#### [Task input]
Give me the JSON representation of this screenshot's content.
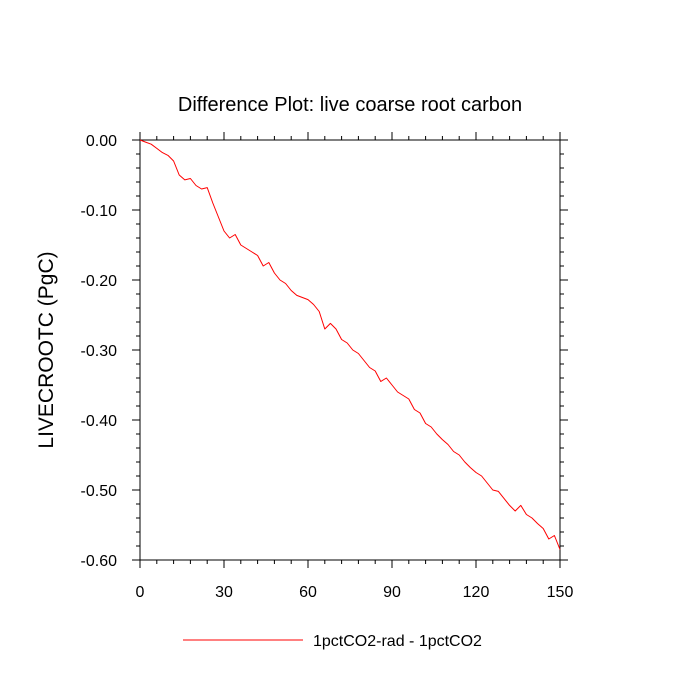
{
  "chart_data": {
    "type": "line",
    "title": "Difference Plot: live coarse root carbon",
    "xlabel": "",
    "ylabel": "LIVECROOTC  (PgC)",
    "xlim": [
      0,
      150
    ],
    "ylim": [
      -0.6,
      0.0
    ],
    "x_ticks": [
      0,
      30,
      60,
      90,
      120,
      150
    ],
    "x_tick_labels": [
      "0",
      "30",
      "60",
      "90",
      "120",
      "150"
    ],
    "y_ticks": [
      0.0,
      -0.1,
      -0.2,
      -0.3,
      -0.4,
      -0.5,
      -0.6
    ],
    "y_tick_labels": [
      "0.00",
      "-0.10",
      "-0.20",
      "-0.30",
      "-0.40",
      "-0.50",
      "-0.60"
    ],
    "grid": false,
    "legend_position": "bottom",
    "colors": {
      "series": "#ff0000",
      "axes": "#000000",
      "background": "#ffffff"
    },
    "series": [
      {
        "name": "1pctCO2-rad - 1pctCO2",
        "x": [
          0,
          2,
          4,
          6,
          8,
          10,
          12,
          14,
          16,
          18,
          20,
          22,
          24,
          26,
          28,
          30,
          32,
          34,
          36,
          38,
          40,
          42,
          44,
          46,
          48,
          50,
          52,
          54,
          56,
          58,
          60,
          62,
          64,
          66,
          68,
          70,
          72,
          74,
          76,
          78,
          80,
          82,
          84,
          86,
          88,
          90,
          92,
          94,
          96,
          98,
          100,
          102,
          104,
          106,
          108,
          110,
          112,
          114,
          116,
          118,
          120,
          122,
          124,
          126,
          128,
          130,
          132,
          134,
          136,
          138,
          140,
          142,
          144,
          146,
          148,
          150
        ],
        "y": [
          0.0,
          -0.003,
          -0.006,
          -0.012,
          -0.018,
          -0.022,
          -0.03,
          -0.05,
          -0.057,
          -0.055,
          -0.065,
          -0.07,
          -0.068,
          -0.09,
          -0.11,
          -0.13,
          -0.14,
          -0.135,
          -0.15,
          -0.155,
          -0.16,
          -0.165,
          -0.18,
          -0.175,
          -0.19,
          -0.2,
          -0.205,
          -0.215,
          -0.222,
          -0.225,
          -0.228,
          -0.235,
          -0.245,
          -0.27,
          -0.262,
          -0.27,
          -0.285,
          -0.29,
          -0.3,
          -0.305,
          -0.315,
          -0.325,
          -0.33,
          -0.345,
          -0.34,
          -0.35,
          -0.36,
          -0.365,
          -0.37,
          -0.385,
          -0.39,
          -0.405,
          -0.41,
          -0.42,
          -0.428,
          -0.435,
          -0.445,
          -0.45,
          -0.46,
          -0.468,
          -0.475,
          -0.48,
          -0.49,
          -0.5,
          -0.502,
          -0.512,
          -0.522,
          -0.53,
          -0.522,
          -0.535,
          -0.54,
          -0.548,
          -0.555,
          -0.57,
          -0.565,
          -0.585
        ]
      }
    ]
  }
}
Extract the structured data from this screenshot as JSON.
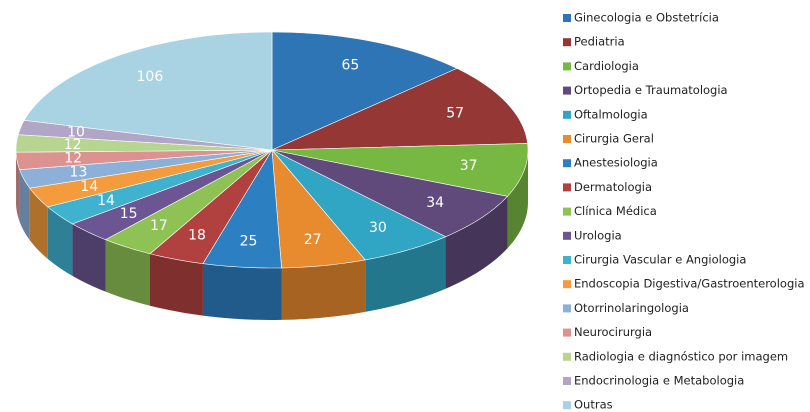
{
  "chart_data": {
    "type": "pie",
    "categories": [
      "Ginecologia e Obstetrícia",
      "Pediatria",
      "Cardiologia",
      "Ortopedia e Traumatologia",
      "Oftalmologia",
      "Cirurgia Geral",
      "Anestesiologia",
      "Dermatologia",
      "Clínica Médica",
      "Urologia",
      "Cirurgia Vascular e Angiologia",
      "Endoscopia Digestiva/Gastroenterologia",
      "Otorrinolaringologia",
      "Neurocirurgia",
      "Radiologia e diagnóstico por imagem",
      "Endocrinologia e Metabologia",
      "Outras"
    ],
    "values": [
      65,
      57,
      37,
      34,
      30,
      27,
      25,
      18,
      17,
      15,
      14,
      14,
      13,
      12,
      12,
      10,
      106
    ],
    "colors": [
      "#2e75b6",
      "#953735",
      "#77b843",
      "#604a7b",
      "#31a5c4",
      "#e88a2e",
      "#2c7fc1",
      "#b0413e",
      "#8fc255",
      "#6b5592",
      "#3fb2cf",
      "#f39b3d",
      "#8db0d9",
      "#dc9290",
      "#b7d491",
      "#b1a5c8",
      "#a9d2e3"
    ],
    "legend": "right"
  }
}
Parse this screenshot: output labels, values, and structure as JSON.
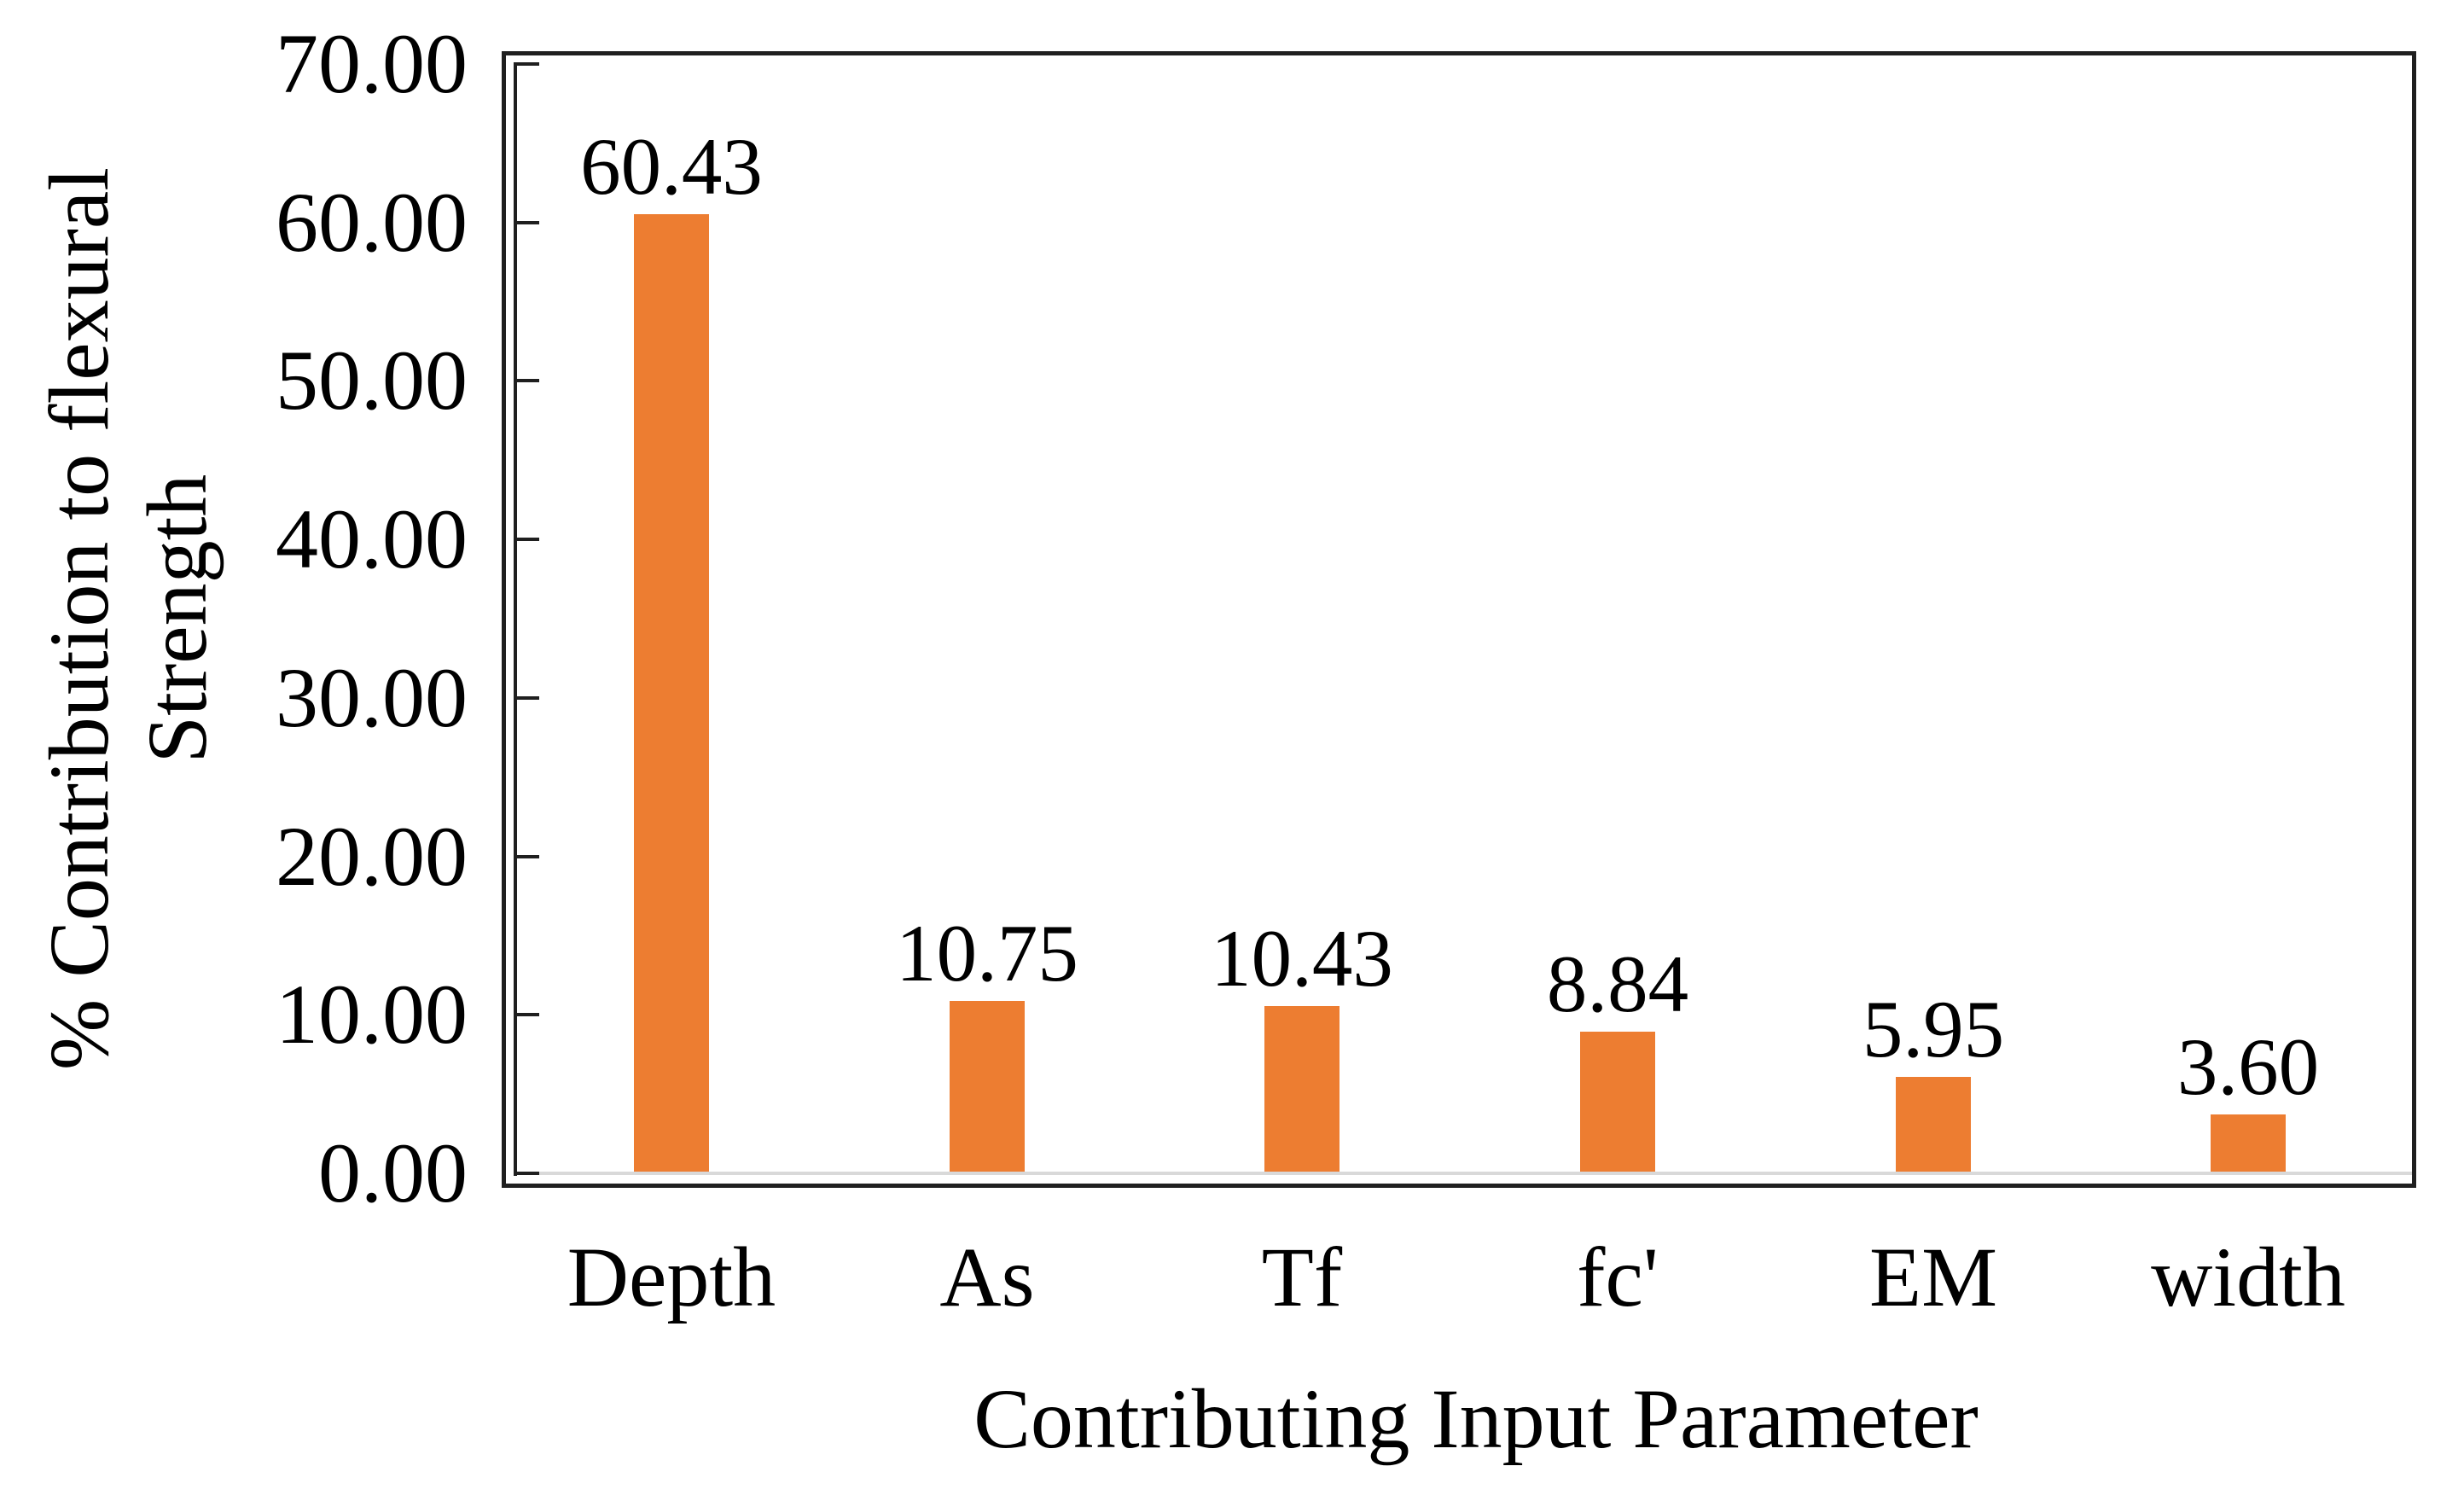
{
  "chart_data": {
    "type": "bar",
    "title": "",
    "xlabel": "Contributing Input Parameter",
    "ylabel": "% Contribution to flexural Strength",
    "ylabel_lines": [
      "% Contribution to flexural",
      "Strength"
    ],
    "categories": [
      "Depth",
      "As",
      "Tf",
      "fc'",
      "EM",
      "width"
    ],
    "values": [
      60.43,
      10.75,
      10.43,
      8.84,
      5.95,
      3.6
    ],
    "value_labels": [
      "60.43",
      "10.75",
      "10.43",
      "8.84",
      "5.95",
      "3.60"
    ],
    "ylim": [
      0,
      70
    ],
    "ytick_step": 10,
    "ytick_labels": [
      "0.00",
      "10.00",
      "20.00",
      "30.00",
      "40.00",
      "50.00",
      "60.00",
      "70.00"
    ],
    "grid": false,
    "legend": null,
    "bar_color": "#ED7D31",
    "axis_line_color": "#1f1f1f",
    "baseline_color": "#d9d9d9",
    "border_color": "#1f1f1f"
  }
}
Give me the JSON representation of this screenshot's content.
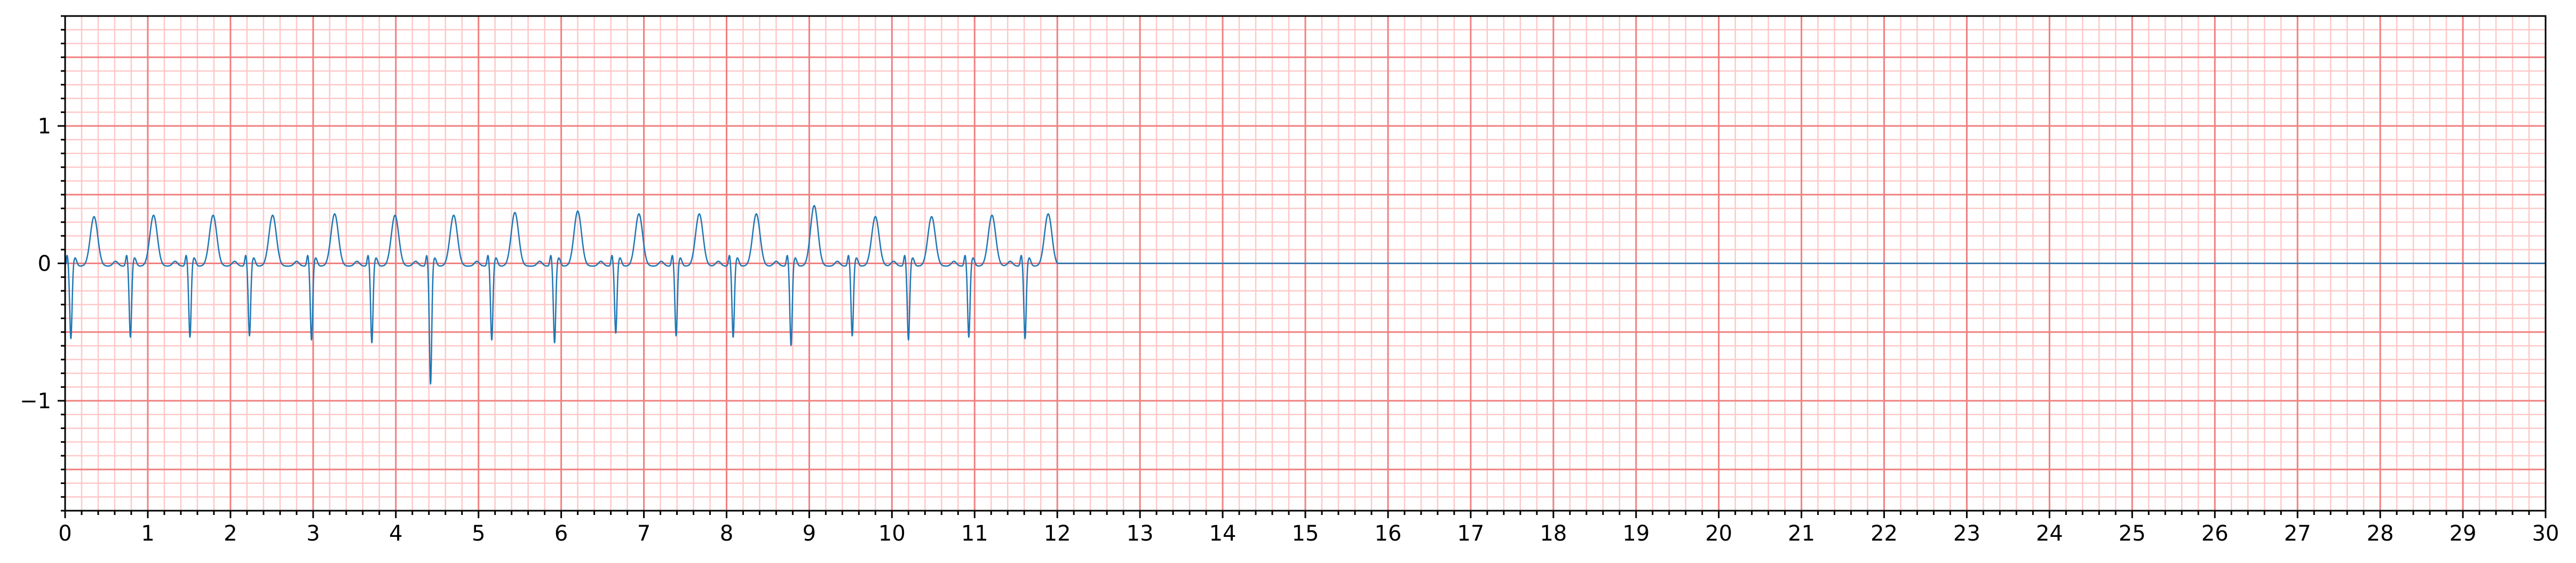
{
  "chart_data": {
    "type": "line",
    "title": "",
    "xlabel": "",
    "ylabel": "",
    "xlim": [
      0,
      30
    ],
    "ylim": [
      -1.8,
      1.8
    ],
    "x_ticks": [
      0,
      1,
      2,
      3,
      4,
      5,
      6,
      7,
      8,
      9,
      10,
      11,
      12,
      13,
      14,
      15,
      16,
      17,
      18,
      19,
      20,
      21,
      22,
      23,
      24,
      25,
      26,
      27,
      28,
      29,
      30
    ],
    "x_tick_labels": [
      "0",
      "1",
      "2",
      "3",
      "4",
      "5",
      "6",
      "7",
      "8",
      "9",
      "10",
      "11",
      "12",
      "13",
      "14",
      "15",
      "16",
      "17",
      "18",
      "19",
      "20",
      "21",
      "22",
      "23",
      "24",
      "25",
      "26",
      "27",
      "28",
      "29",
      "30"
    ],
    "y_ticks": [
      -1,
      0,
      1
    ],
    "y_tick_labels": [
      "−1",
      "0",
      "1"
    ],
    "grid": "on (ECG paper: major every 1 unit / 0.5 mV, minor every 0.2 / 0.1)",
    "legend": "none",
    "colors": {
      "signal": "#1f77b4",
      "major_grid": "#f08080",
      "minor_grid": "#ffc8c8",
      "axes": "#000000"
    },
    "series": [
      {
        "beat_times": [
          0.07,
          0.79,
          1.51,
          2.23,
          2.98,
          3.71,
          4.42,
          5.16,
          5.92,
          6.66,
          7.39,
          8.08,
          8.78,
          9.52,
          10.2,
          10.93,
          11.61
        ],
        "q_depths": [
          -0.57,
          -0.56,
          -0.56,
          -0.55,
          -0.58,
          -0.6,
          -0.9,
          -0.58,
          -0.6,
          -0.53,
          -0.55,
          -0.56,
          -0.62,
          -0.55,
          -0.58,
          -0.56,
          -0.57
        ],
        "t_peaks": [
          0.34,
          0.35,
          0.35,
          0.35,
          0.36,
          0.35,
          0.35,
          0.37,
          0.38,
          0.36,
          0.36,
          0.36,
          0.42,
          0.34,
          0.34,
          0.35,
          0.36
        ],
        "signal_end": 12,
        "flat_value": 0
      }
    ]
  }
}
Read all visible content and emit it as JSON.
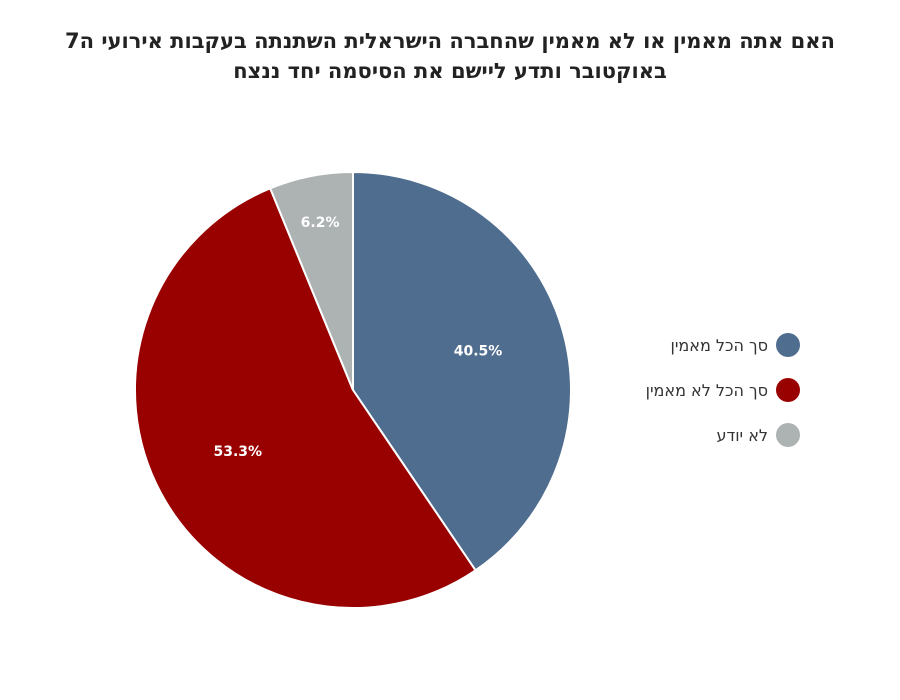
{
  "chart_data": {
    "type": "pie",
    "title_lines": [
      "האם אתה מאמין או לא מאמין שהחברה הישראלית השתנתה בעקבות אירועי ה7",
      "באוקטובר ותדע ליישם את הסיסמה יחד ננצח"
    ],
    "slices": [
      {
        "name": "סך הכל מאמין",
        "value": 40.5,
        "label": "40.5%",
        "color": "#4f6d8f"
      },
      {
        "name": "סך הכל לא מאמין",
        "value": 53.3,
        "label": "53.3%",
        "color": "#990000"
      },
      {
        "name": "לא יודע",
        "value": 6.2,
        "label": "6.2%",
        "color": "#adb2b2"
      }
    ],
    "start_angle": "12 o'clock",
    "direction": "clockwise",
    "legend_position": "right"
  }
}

#### [Your objective]
Show the lines where the word "Strength" appears in the entries.

#### [Output below]
    "ylabel": "% Contribution to flexural Strength",
      "Strength"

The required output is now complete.